--- Begin Document passage ---

The benchmark BSE Sensex surged by 1,000.36 points, or 1.21%, to end the day at 83,755.87 — its highest closing since October 2024. The NSE Nifty50 followed suit, climbing 304.25 points, also up 1.21%, to close at 25,549.
The market rally was primarily fuelled by news of a ceasefire agreement between Iran and Israel, a development that eased concerns in the oil-sensitive Middle East region. The truce helped stabilise global crude prices and bolstered risk appetite among investors, leading to a strong uptick in domestic equities.
The gains were broad-based but particularly strong in the financial and energy sectors. The Bank Nifty index scaled a new record high, driven by notable gains in HDFC Bank, which continued to impress investors with solid quarterly results and stable asset quality.
Reliance Industries Limited (RIL) also played a significant role in the day’s gains. Its market capitalisation crossed the ₹20 lakh crore mark, powered by its diversified presence in refining, telecom, and retail — all of which have shown resilient performance amid volatile global conditions.
Domestic institutional investors (DIIs) remained steady buyers throughout the session, encouraged by positive global cues and India’s improving macroeconomic indicators. Foreign portfolio investors (FPIs), while cautious, also showed renewed interest in Indian assets following the ceasefire announcement and stable economic outlook.
Oil prices saw some cooling, with Brent crude hovering around $82 per barrel, offering relief from inflationary pressure. Meanwhile, the Indian rupee appreciated slightly, closing near 81.10 against the U.S. dollar, supported by healthy foreign inflows and robust capital markets.
Analysts remain optimistic about the near-term outlook, citing easing geopolitical stress, sustained corporate performance, and improving domestic indicators such as Purchasing Managers' Index (PMI) readings. However, they advise investors to stay alert to external risks, including global inflation trends and central bank policy shifts, which could influence market volatility.

--- End Document passage ---

## Stated task
Extract from the market report the stretch from "Reliance Industries Limited" through "stable economic outlook.", word for word. The listing that comes next is separate material, unrelated to the market report.

--- Begin Stored data ---

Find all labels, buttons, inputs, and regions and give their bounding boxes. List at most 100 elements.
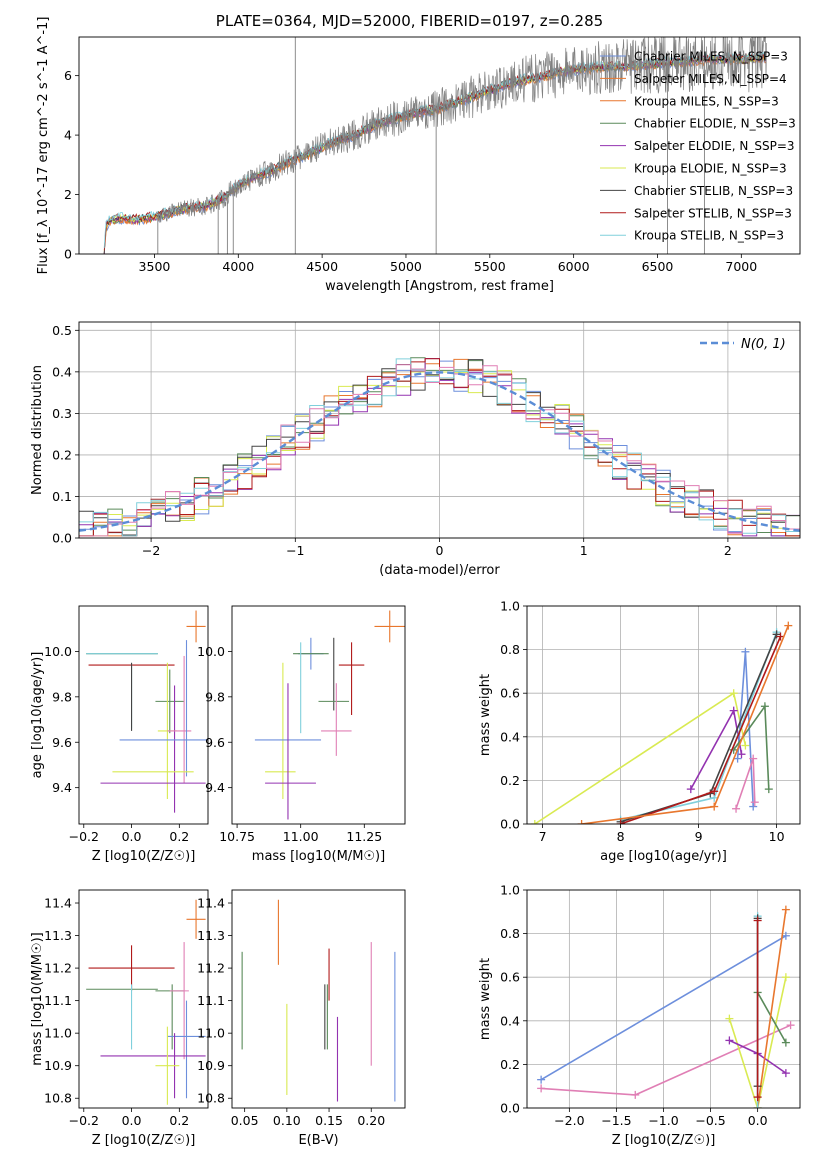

--- End Stored data ---

## Answer for this exercise
Reliance Industries Limited (RIL) also played a significant role in the day’s gains. Its market capitalisation crossed the ₹20 lakh crore mark, powered by its diversified presence in refining, telecom, and retail — all of which have shown resilient performance amid volatile global conditions.
Domestic institutional investors (DIIs) remained steady buyers throughout the session, encouraged by positive global cues and India’s improving macroeconomic indicators. Foreign portfolio investors (FPIs), while cautious, also showed renewed interest in Indian assets following the ceasefire announcement and stable economic outlook.